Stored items
....

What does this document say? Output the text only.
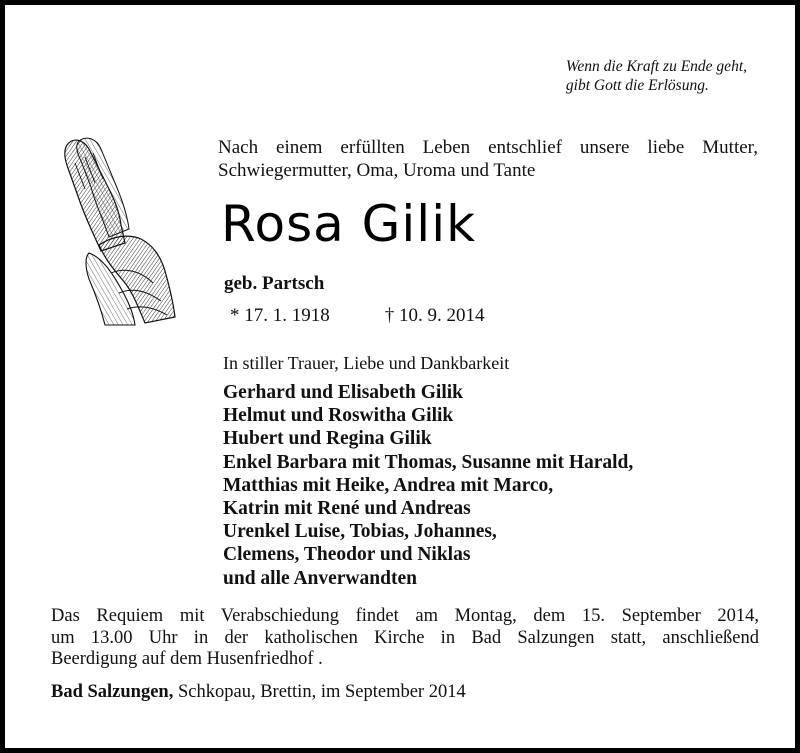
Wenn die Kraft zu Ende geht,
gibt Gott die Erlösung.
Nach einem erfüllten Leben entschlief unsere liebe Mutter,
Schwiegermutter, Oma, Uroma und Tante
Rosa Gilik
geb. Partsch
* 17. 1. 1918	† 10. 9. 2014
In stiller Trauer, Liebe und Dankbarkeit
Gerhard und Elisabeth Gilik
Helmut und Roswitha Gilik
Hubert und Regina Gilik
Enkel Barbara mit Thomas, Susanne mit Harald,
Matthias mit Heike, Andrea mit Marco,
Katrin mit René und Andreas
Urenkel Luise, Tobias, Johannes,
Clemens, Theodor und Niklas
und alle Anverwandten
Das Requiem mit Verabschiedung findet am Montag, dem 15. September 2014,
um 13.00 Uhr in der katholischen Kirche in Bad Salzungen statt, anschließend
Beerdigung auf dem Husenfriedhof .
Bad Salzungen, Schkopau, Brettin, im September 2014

....

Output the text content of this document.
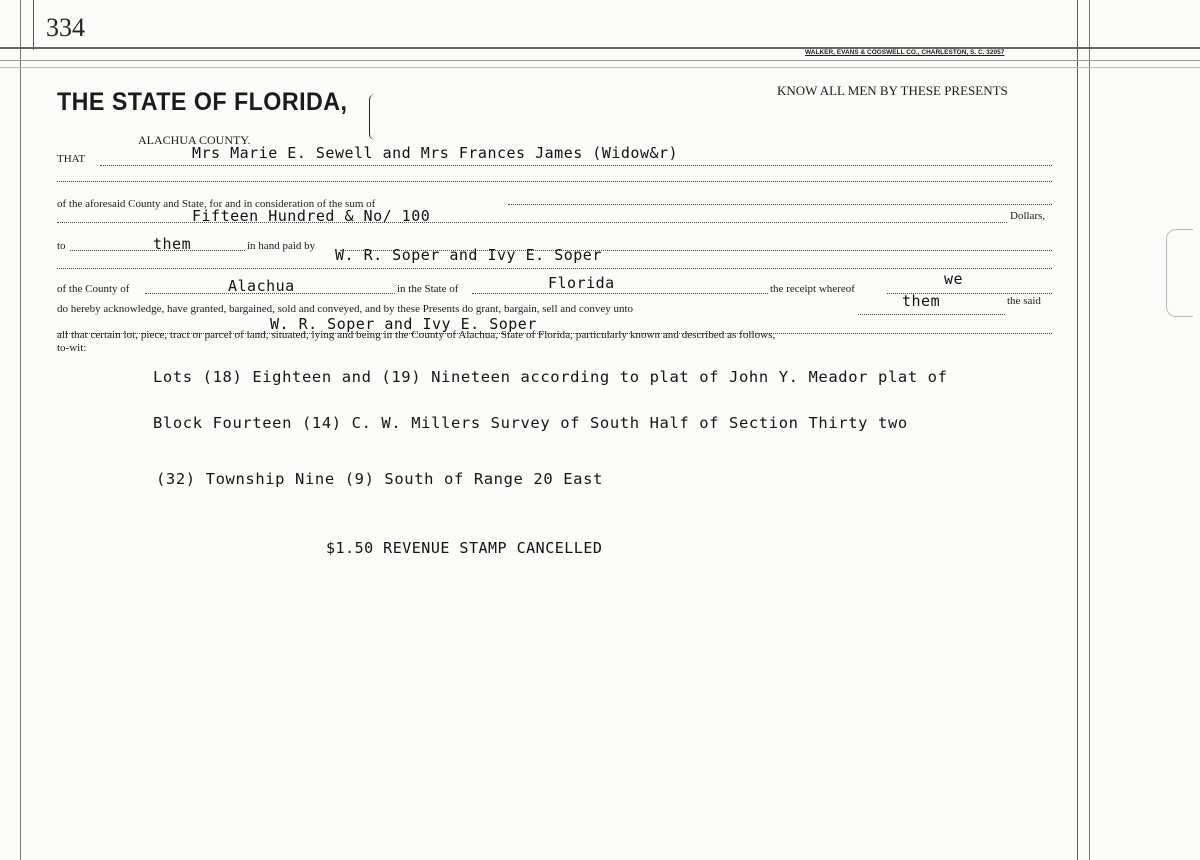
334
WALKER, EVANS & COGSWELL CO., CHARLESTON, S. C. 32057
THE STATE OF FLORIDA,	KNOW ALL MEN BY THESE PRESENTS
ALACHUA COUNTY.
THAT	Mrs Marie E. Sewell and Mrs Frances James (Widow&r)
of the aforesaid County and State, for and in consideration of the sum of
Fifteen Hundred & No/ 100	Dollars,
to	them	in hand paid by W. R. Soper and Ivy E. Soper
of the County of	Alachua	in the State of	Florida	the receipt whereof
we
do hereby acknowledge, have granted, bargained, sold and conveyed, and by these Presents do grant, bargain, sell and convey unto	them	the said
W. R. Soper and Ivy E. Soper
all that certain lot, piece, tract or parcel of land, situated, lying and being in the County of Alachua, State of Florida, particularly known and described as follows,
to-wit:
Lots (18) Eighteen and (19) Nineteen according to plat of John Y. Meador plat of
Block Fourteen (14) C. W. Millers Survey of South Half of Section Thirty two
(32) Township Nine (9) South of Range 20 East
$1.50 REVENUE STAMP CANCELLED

....

Lines holding the word "Salzungen" should be counted across the entries; state only how many there are.

2